(Records from a collection of figures)
┄┄┄┄┄┄┄┄┄┄

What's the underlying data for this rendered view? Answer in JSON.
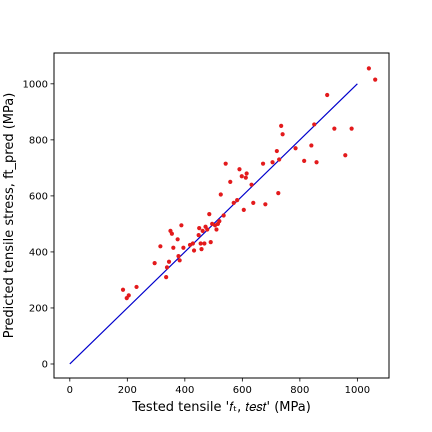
{
  "chart_data": {
    "type": "scatter",
    "title": "",
    "xlabel": "Tested tensile '$f_t,test$' (MPa)",
    "xlabel_display": "Tested tensile '𝑓ₜ, 𝑡𝑒𝑠𝑡' (MPa)",
    "ylabel": "Predicted tensile stress, ft_pred (MPa)",
    "xlim": [
      -55,
      1110
    ],
    "ylim": [
      -50,
      1110
    ],
    "x_ticks": [
      0,
      200,
      400,
      600,
      800,
      1000
    ],
    "y_ticks": [
      0,
      200,
      400,
      600,
      800,
      1000
    ],
    "grid": false,
    "colors": {
      "points": "#e31a1c",
      "reference_line": "#0000cc"
    },
    "series": [
      {
        "type": "scatter",
        "points": [
          [
            185,
            265
          ],
          [
            198,
            235
          ],
          [
            205,
            245
          ],
          [
            232,
            275
          ],
          [
            295,
            360
          ],
          [
            315,
            420
          ],
          [
            335,
            310
          ],
          [
            338,
            345
          ],
          [
            345,
            365
          ],
          [
            350,
            475
          ],
          [
            355,
            465
          ],
          [
            360,
            415
          ],
          [
            375,
            445
          ],
          [
            378,
            385
          ],
          [
            382,
            370
          ],
          [
            388,
            495
          ],
          [
            395,
            415
          ],
          [
            418,
            425
          ],
          [
            428,
            430
          ],
          [
            432,
            405
          ],
          [
            448,
            460
          ],
          [
            450,
            485
          ],
          [
            455,
            430
          ],
          [
            458,
            410
          ],
          [
            462,
            475
          ],
          [
            468,
            430
          ],
          [
            472,
            490
          ],
          [
            478,
            480
          ],
          [
            485,
            535
          ],
          [
            490,
            435
          ],
          [
            495,
            500
          ],
          [
            505,
            495
          ],
          [
            510,
            480
          ],
          [
            515,
            500
          ],
          [
            520,
            510
          ],
          [
            525,
            605
          ],
          [
            535,
            530
          ],
          [
            542,
            715
          ],
          [
            558,
            650
          ],
          [
            570,
            575
          ],
          [
            582,
            585
          ],
          [
            590,
            695
          ],
          [
            598,
            670
          ],
          [
            605,
            550
          ],
          [
            612,
            665
          ],
          [
            615,
            680
          ],
          [
            632,
            640
          ],
          [
            638,
            575
          ],
          [
            672,
            715
          ],
          [
            680,
            570
          ],
          [
            705,
            720
          ],
          [
            720,
            760
          ],
          [
            725,
            610
          ],
          [
            728,
            730
          ],
          [
            735,
            850
          ],
          [
            740,
            820
          ],
          [
            785,
            770
          ],
          [
            815,
            725
          ],
          [
            840,
            780
          ],
          [
            850,
            855
          ],
          [
            858,
            720
          ],
          [
            895,
            960
          ],
          [
            920,
            840
          ],
          [
            958,
            745
          ],
          [
            980,
            840
          ],
          [
            1040,
            1055
          ],
          [
            1062,
            1015
          ]
        ]
      },
      {
        "type": "line",
        "x": [
          0,
          1000
        ],
        "y": [
          0,
          1000
        ]
      }
    ]
  }
}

┄┄┄┄┄┄┄┄┄┄

### [TASK INSTRUCTIONS]
Leave out the pictures and reproduce the rest of the listing exactly.

### [ANSWER IN FULL]
What's the underlying data for this rendered view? Answer in JSON.
{
  "chart_data": {
    "type": "scatter",
    "title": "",
    "xlabel": "Tested tensile '$f_t,test$' (MPa)",
    "xlabel_display": "Tested tensile '𝑓ₜ, 𝑡𝑒𝑠𝑡' (MPa)",
    "ylabel": "Predicted tensile stress, ft_pred (MPa)",
    "xlim": [
      -55,
      1110
    ],
    "ylim": [
      -50,
      1110
    ],
    "x_ticks": [
      0,
      200,
      400,
      600,
      800,
      1000
    ],
    "y_ticks": [
      0,
      200,
      400,
      600,
      800,
      1000
    ],
    "grid": false,
    "colors": {
      "points": "#e31a1c",
      "reference_line": "#0000cc"
    },
    "series": [
      {
        "type": "scatter",
        "points": [
          [
            185,
            265
          ],
          [
            198,
            235
          ],
          [
            205,
            245
          ],
          [
            232,
            275
          ],
          [
            295,
            360
          ],
          [
            315,
            420
          ],
          [
            335,
            310
          ],
          [
            338,
            345
          ],
          [
            345,
            365
          ],
          [
            350,
            475
          ],
          [
            355,
            465
          ],
          [
            360,
            415
          ],
          [
            375,
            445
          ],
          [
            378,
            385
          ],
          [
            382,
            370
          ],
          [
            388,
            495
          ],
          [
            395,
            415
          ],
          [
            418,
            425
          ],
          [
            428,
            430
          ],
          [
            432,
            405
          ],
          [
            448,
            460
          ],
          [
            450,
            485
          ],
          [
            455,
            430
          ],
          [
            458,
            410
          ],
          [
            462,
            475
          ],
          [
            468,
            430
          ],
          [
            472,
            490
          ],
          [
            478,
            480
          ],
          [
            485,
            535
          ],
          [
            490,
            435
          ],
          [
            495,
            500
          ],
          [
            505,
            495
          ],
          [
            510,
            480
          ],
          [
            515,
            500
          ],
          [
            520,
            510
          ],
          [
            525,
            605
          ],
          [
            535,
            530
          ],
          [
            542,
            715
          ],
          [
            558,
            650
          ],
          [
            570,
            575
          ],
          [
            582,
            585
          ],
          [
            590,
            695
          ],
          [
            598,
            670
          ],
          [
            605,
            550
          ],
          [
            612,
            665
          ],
          [
            615,
            680
          ],
          [
            632,
            640
          ],
          [
            638,
            575
          ],
          [
            672,
            715
          ],
          [
            680,
            570
          ],
          [
            705,
            720
          ],
          [
            720,
            760
          ],
          [
            725,
            610
          ],
          [
            728,
            730
          ],
          [
            735,
            850
          ],
          [
            740,
            820
          ],
          [
            785,
            770
          ],
          [
            815,
            725
          ],
          [
            840,
            780
          ],
          [
            850,
            855
          ],
          [
            858,
            720
          ],
          [
            895,
            960
          ],
          [
            920,
            840
          ],
          [
            958,
            745
          ],
          [
            980,
            840
          ],
          [
            1040,
            1055
          ],
          [
            1062,
            1015
          ]
        ]
      },
      {
        "type": "line",
        "x": [
          0,
          1000
        ],
        "y": [
          0,
          1000
        ]
      }
    ]
  }
}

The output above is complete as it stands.